• **Exercise directions**:
Print every line of the listing exactly, please.

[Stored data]
****
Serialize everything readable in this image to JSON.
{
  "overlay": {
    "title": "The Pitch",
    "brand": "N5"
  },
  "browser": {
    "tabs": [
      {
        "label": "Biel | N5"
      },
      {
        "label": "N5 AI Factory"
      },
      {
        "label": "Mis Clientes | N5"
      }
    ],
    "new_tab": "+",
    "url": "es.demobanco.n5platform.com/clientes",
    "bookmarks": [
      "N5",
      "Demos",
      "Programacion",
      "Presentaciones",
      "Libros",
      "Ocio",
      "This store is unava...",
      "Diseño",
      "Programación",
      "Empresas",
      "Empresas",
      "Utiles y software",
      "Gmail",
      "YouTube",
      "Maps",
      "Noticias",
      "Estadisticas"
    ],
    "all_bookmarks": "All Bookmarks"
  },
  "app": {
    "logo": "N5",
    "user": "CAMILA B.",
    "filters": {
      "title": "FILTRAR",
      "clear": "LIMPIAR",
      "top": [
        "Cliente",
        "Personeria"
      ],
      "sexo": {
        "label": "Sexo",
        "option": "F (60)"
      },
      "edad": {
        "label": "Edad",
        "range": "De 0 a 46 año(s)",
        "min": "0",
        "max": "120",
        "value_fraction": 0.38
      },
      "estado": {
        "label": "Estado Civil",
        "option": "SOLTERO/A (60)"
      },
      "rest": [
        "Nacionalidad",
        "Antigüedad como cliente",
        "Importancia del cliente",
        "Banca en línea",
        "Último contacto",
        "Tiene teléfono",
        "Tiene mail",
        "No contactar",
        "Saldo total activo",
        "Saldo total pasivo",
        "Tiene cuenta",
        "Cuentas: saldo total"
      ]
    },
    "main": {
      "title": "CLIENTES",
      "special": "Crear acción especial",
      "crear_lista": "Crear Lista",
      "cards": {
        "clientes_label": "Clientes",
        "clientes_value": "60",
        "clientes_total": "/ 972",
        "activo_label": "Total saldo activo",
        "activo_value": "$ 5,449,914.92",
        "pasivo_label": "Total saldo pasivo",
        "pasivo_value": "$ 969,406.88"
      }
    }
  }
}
****
• **Task result**:
Serialize everything readable in this image to JSON.
{
  "overlay": {
    "title": "The Pitch",
    "brand": "N5"
  },
  "browser": {
    "tabs": [
      {
        "label": "Biel | N5"
      },
      {
        "label": "N5 AI Factory"
      },
      {
        "label": "Mis Clientes | N5"
      }
    ],
    "new_tab": "+",
    "url": "es.demobanco.n5platform.com/clientes",
    "bookmarks": [
      "N5",
      "Demos",
      "Programacion",
      "Presentaciones",
      "Libros",
      "Ocio",
      "This store is unava...",
      "Diseño",
      "Programación",
      "Empresas",
      "Empresas",
      "Utiles y software",
      "Gmail",
      "YouTube",
      "Maps",
      "Noticias",
      "Estadisticas"
    ],
    "all_bookmarks": "All Bookmarks"
  },
  "app": {
    "logo": "N5",
    "user": "CAMILA B.",
    "filters": {
      "title": "FILTRAR",
      "clear": "LIMPIAR",
      "top": [
        "Cliente",
        "Personeria"
      ],
      "sexo": {
        "label": "Sexo",
        "option": "F (60)"
      },
      "edad": {
        "label": "Edad",
        "range": "De 0 a 46 año(s)",
        "min": "0",
        "max": "120",
        "value_fraction": 0.38
      },
      "estado": {
        "label": "Estado Civil",
        "option": "SOLTERO/A (60)"
      },
      "rest": [
        "Nacionalidad",
        "Antigüedad como cliente",
        "Importancia del cliente",
        "Banca en línea",
        "Último contacto",
        "Tiene teléfono",
        "Tiene mail",
        "No contactar",
        "Saldo total activo",
        "Saldo total pasivo",
        "Tiene cuenta",
        "Cuentas: saldo total"
      ]
    },
    "main": {
      "title": "CLIENTES",
      "special": "Crear acción especial",
      "crear_lista": "Crear Lista",
      "cards": {
        "clientes_label": "Clientes",
        "clientes_value": "60",
        "clientes_total": "/ 972",
        "activo_label": "Total saldo activo",
        "activo_value": "$ 5,449,914.92",
        "pasivo_label": "Total saldo pasivo",
        "pasivo_value": "$ 969,406.88"
      }
    }
  }
}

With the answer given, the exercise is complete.